## [WRITTEN EXERCISE]
Identify all lines of the data containing the string "Output" and copy them.
┄┄┄┄┄┄┄┄┄┄┄┄┄┄┄┄┄┄┄┄
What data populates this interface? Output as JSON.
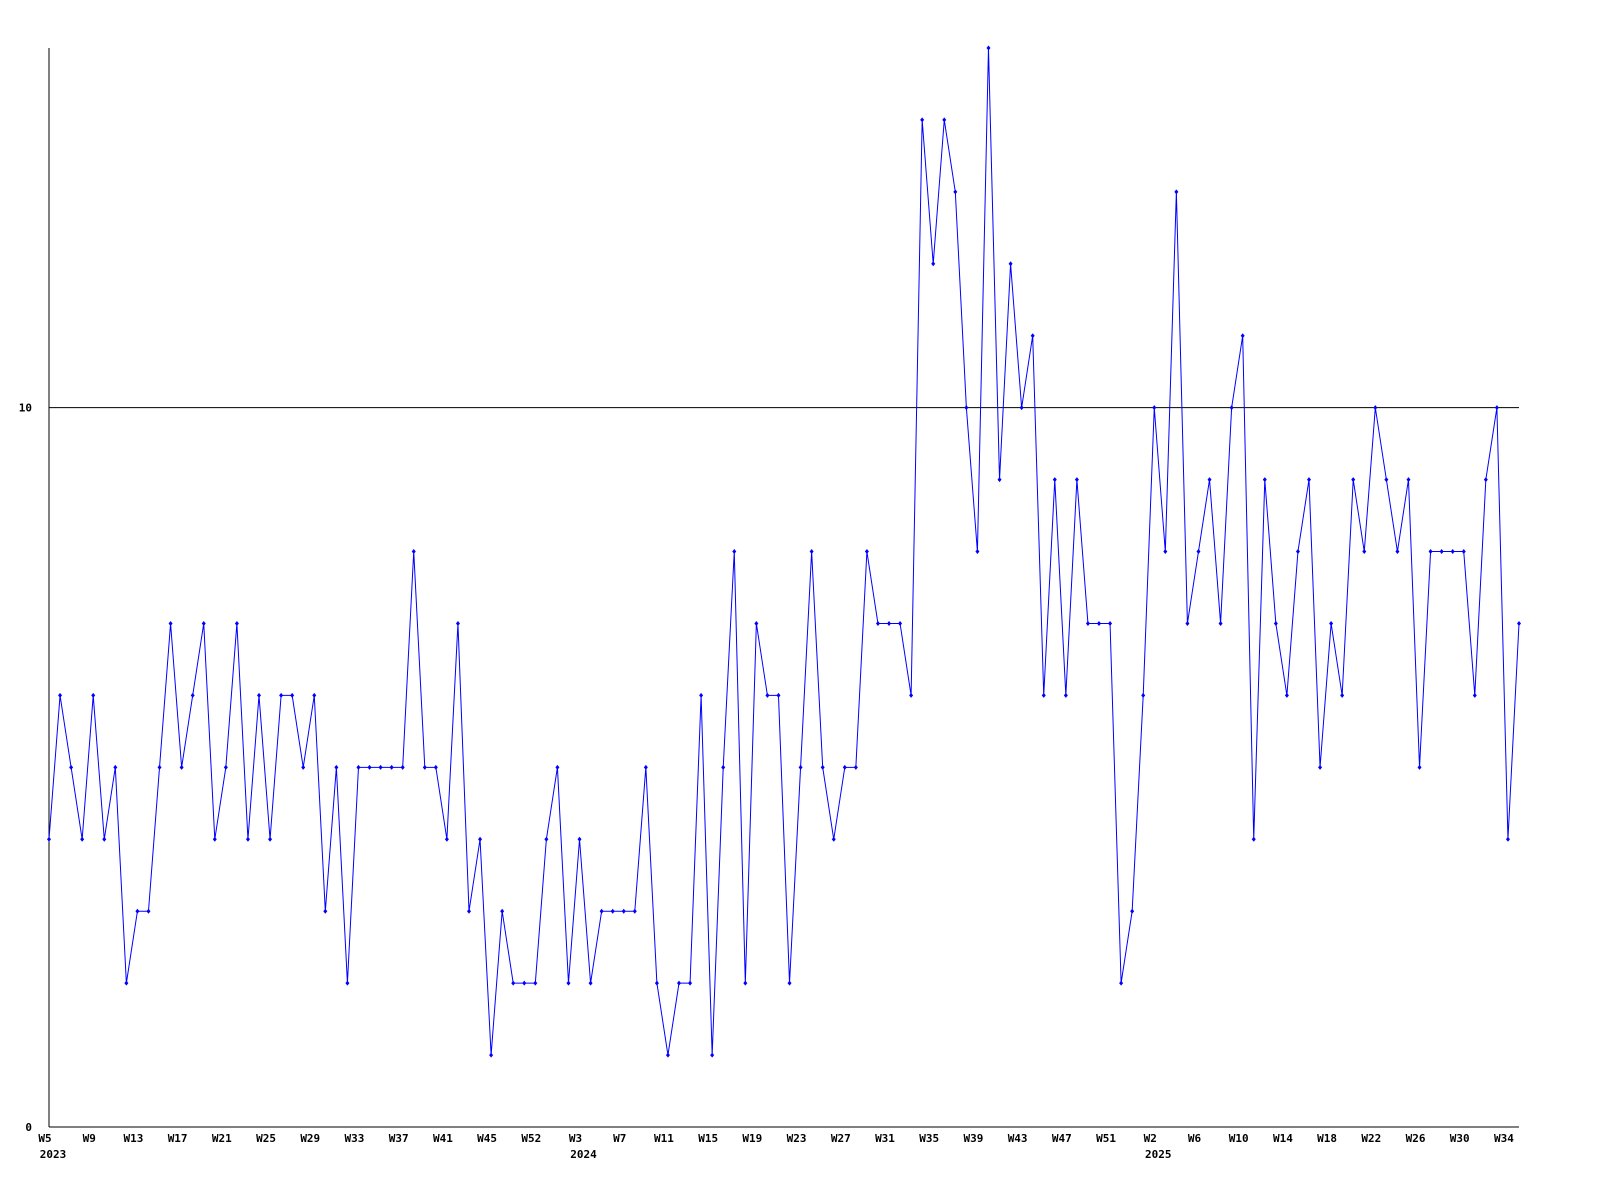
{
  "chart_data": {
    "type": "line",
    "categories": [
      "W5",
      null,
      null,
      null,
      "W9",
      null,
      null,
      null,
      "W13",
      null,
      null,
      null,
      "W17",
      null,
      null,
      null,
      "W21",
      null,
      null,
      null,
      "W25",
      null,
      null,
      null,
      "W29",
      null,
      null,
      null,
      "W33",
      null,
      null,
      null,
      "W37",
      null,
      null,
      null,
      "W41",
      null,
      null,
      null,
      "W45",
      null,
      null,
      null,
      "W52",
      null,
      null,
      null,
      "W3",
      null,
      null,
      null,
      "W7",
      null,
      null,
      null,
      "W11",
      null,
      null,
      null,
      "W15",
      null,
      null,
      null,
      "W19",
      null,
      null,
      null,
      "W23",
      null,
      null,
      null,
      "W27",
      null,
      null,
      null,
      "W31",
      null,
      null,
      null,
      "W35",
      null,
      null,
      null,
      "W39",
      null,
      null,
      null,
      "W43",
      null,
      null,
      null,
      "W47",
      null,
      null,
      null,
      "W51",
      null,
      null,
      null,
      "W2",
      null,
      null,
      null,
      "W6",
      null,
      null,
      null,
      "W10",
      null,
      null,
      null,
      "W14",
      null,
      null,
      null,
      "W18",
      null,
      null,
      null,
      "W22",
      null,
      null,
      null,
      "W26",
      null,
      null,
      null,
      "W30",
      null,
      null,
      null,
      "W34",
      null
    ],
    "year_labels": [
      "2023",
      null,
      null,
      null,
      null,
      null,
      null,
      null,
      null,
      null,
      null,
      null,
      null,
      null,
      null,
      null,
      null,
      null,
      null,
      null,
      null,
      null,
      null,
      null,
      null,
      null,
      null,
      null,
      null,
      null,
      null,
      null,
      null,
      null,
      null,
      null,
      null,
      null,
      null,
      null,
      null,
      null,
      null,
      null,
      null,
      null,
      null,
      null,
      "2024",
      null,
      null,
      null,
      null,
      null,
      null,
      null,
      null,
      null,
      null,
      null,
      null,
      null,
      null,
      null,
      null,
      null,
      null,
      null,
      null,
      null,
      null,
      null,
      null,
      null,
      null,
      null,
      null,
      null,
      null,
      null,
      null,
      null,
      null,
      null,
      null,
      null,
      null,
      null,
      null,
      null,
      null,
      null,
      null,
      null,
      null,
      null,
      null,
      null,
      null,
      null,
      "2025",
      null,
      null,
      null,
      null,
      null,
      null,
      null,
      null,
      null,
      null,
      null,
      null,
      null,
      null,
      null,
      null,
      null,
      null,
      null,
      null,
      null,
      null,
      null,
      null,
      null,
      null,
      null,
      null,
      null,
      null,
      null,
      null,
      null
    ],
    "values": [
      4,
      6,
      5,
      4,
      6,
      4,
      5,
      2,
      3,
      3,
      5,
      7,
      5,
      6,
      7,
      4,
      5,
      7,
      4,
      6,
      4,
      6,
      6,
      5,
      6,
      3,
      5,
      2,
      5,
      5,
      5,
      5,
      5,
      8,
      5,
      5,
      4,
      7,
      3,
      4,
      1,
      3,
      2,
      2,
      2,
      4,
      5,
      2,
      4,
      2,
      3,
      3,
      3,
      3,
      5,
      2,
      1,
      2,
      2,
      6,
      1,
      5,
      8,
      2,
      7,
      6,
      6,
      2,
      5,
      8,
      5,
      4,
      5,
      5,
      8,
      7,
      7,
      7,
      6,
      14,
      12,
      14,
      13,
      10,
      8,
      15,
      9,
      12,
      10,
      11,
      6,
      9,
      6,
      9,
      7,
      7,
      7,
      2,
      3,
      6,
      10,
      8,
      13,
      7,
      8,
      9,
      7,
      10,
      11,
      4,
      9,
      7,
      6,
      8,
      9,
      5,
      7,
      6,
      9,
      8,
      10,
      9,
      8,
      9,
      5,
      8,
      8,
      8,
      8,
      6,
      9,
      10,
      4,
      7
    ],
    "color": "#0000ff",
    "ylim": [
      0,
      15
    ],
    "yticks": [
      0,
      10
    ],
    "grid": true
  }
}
┄┄┄┄┄┄┄┄┄┄┄┄┄┄┄┄┄┄┄┄
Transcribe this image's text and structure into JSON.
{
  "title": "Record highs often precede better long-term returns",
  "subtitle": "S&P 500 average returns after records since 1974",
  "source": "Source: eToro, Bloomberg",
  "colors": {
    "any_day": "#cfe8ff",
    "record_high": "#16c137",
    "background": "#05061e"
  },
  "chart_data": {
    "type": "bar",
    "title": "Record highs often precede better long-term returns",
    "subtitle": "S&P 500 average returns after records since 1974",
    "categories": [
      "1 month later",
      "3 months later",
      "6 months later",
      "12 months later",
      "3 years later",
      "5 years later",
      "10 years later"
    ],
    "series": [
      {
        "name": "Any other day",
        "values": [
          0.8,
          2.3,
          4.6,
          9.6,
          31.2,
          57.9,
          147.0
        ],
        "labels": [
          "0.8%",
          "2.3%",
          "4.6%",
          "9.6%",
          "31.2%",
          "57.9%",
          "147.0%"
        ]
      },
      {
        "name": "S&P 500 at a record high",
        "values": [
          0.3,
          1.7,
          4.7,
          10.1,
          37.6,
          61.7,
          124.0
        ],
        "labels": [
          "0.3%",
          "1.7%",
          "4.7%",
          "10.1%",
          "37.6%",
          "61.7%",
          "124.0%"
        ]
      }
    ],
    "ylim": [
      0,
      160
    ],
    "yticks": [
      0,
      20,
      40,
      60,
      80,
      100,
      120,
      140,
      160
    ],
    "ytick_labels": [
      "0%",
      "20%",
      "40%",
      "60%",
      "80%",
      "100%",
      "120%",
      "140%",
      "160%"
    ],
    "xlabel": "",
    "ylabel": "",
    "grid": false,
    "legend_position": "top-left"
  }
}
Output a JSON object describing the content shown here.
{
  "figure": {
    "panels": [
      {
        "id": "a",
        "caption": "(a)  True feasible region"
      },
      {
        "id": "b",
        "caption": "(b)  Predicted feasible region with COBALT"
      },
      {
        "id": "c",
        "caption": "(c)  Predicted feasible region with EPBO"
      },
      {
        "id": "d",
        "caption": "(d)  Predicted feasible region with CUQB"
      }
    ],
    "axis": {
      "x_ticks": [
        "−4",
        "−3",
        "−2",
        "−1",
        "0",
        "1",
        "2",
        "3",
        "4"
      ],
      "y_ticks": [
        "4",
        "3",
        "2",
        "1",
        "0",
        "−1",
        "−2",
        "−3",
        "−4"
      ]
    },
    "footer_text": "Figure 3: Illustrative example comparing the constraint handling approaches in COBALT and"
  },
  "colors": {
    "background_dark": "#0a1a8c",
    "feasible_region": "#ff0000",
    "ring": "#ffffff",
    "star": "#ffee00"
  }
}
┄┄┄┄┄┄┄┄┄┄┄┄┄┄┄┄┄┄┄┄
## [SOLUTION TO THIS EXERCISE]
What data populates this interface? Output as JSON.
Output a JSON object describing the content shown here.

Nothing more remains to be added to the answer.